Determine how many lines below hold the string "ocorrência". Reply with the number alone.

Data records
□ □ □
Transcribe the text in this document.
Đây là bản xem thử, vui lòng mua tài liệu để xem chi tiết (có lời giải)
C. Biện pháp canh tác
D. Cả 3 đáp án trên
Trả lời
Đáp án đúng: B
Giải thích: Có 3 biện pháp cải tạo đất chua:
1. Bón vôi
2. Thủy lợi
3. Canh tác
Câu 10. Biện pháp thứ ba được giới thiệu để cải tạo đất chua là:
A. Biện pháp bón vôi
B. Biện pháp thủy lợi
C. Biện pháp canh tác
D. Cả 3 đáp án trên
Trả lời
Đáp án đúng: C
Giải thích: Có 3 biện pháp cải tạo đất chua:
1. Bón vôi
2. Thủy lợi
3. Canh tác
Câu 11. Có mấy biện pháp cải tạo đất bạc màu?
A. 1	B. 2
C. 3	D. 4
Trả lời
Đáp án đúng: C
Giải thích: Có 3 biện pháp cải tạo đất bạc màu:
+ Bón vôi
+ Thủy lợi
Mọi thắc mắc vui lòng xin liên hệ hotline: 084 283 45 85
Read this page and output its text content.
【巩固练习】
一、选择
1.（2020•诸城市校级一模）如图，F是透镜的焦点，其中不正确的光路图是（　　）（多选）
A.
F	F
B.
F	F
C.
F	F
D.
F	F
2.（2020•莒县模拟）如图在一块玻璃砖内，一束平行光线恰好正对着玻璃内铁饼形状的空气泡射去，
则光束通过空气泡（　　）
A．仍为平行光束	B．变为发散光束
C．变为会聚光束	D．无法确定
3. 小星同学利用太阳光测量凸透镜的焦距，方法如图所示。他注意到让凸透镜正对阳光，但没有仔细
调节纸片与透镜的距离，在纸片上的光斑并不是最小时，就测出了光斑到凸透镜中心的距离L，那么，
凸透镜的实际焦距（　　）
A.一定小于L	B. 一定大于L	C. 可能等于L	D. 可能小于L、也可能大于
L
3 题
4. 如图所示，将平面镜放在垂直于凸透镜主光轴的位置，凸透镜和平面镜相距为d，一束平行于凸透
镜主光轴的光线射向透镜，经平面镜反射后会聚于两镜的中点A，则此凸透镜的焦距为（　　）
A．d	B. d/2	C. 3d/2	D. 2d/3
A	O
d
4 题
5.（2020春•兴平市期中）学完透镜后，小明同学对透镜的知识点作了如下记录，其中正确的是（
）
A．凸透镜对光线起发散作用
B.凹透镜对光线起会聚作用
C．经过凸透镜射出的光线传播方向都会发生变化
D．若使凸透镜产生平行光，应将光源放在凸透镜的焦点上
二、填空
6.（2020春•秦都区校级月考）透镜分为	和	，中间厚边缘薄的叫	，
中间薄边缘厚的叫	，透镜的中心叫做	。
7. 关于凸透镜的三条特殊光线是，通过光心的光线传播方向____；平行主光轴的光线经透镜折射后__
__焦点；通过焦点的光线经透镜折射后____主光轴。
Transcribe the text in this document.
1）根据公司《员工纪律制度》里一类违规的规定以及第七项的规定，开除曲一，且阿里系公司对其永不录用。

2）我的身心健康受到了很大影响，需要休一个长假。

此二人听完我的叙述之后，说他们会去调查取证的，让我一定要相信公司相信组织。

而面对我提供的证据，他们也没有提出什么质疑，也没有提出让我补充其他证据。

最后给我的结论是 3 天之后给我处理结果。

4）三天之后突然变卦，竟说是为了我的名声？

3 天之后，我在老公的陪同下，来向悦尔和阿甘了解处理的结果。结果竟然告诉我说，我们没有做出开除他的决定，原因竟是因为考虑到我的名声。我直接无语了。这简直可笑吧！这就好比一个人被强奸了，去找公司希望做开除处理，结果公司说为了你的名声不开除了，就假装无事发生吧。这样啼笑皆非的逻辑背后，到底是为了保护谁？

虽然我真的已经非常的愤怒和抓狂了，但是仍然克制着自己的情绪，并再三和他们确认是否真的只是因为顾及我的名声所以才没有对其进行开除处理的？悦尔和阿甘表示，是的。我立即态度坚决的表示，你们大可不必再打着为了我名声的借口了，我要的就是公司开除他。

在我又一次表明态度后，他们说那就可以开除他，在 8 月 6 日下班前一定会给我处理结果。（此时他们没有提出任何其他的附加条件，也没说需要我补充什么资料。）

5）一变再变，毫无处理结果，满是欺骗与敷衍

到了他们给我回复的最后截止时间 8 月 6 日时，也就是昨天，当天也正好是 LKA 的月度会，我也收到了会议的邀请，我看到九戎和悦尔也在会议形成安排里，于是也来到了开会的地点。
□ □ □
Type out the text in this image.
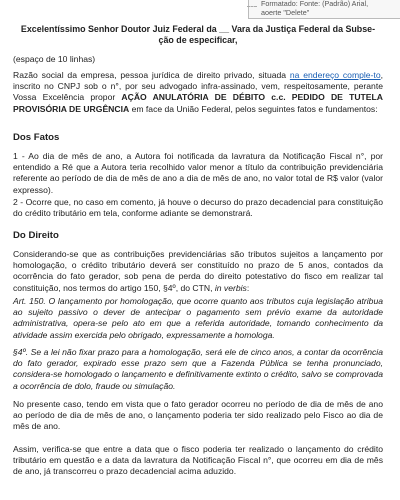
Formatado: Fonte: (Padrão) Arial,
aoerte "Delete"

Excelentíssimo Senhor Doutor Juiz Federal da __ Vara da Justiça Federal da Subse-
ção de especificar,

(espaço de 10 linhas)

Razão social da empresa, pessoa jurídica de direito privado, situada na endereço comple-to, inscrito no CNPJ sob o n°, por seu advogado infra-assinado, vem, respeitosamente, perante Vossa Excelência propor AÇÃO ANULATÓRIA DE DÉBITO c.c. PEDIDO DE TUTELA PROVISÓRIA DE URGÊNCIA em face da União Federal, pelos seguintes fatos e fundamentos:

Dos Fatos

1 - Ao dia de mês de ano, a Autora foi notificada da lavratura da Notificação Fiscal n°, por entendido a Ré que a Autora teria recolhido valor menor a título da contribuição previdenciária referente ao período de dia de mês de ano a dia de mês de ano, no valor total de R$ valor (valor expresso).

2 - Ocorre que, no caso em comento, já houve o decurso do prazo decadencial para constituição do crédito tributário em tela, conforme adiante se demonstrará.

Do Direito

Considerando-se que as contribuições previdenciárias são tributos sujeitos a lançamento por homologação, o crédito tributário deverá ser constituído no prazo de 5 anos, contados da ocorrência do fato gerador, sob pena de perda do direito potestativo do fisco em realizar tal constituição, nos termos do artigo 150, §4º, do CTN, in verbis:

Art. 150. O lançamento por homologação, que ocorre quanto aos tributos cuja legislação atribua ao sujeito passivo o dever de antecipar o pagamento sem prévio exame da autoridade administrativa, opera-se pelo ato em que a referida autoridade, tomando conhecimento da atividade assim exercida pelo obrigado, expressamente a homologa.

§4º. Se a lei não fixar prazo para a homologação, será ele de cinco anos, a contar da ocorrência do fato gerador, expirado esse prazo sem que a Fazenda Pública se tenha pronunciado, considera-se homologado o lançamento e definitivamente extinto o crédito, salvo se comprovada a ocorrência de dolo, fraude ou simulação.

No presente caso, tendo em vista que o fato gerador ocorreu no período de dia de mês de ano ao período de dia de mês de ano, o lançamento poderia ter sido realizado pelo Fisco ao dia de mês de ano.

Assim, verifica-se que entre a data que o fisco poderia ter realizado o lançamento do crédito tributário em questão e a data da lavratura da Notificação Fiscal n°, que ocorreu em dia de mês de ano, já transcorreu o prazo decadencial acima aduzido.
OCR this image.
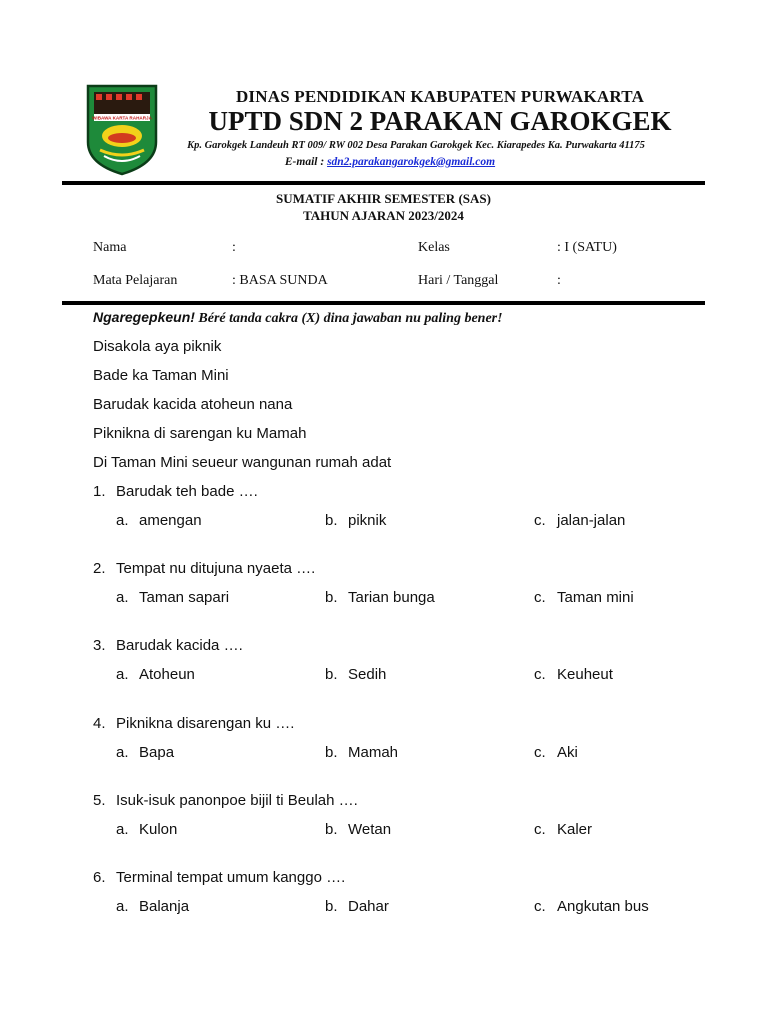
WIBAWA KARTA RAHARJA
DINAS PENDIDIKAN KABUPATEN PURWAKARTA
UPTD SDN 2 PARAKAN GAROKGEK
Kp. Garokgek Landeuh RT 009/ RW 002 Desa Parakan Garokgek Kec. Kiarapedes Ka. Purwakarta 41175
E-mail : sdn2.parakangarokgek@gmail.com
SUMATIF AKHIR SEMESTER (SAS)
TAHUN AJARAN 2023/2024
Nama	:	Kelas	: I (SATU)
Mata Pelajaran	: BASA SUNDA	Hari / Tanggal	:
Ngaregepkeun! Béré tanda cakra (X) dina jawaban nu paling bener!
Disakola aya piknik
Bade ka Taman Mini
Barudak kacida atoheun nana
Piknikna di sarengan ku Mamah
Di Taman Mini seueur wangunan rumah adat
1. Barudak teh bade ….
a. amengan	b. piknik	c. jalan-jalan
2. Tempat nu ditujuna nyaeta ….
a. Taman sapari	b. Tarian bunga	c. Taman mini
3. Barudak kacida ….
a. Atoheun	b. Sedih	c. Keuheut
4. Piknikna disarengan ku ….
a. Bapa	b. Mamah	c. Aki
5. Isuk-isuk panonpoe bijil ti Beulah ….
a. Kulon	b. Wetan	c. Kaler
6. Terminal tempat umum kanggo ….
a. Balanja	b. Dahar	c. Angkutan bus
□ □ □
### Solution to this exercise
2